(What you have to do) Write out all entries word for word.

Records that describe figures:
:::::

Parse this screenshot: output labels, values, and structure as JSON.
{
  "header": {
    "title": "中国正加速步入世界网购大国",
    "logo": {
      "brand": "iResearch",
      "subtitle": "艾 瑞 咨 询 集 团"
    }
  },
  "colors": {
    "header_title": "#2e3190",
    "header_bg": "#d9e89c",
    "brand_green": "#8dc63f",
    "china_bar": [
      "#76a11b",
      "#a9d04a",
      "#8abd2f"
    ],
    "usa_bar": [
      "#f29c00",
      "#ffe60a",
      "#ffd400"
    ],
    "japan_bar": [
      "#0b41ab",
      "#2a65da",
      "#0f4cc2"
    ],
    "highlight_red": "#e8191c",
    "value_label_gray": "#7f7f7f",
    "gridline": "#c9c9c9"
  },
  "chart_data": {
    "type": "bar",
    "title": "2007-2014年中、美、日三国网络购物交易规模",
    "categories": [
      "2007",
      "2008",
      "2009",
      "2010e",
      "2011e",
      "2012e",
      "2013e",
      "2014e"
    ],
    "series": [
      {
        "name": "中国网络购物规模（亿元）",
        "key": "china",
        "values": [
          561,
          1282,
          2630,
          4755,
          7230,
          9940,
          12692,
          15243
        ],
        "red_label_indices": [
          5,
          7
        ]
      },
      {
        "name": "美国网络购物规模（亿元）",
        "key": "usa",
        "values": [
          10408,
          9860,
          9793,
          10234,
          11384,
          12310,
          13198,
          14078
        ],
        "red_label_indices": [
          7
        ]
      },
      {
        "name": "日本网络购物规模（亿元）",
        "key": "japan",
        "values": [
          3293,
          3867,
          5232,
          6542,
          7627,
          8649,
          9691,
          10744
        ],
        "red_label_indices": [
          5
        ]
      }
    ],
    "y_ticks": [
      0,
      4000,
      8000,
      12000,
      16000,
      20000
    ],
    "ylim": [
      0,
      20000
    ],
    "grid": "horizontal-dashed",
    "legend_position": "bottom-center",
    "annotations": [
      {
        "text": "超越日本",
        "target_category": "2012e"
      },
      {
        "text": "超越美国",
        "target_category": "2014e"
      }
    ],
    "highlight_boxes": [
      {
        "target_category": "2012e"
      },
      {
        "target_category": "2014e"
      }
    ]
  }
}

:::::

(Result of this exercise)
Parse this screenshot: output labels, values, and structure as JSON.
{
  "header": {
    "title": "中国正加速步入世界网购大国",
    "logo": {
      "brand": "iResearch",
      "subtitle": "艾 瑞 咨 询 集 团"
    }
  },
  "colors": {
    "header_title": "#2e3190",
    "header_bg": "#d9e89c",
    "brand_green": "#8dc63f",
    "china_bar": [
      "#76a11b",
      "#a9d04a",
      "#8abd2f"
    ],
    "usa_bar": [
      "#f29c00",
      "#ffe60a",
      "#ffd400"
    ],
    "japan_bar": [
      "#0b41ab",
      "#2a65da",
      "#0f4cc2"
    ],
    "highlight_red": "#e8191c",
    "value_label_gray": "#7f7f7f",
    "gridline": "#c9c9c9"
  },
  "chart_data": {
    "type": "bar",
    "title": "2007-2014年中、美、日三国网络购物交易规模",
    "categories": [
      "2007",
      "2008",
      "2009",
      "2010e",
      "2011e",
      "2012e",
      "2013e",
      "2014e"
    ],
    "series": [
      {
        "name": "中国网络购物规模（亿元）",
        "key": "china",
        "values": [
          561,
          1282,
          2630,
          4755,
          7230,
          9940,
          12692,
          15243
        ],
        "red_label_indices": [
          5,
          7
        ]
      },
      {
        "name": "美国网络购物规模（亿元）",
        "key": "usa",
        "values": [
          10408,
          9860,
          9793,
          10234,
          11384,
          12310,
          13198,
          14078
        ],
        "red_label_indices": [
          7
        ]
      },
      {
        "name": "日本网络购物规模（亿元）",
        "key": "japan",
        "values": [
          3293,
          3867,
          5232,
          6542,
          7627,
          8649,
          9691,
          10744
        ],
        "red_label_indices": [
          5
        ]
      }
    ],
    "y_ticks": [
      0,
      4000,
      8000,
      12000,
      16000,
      20000
    ],
    "ylim": [
      0,
      20000
    ],
    "grid": "horizontal-dashed",
    "legend_position": "bottom-center",
    "annotations": [
      {
        "text": "超越日本",
        "target_category": "2012e"
      },
      {
        "text": "超越美国",
        "target_category": "2014e"
      }
    ],
    "highlight_boxes": [
      {
        "target_category": "2012e"
      },
      {
        "target_category": "2014e"
      }
    ]
  }
}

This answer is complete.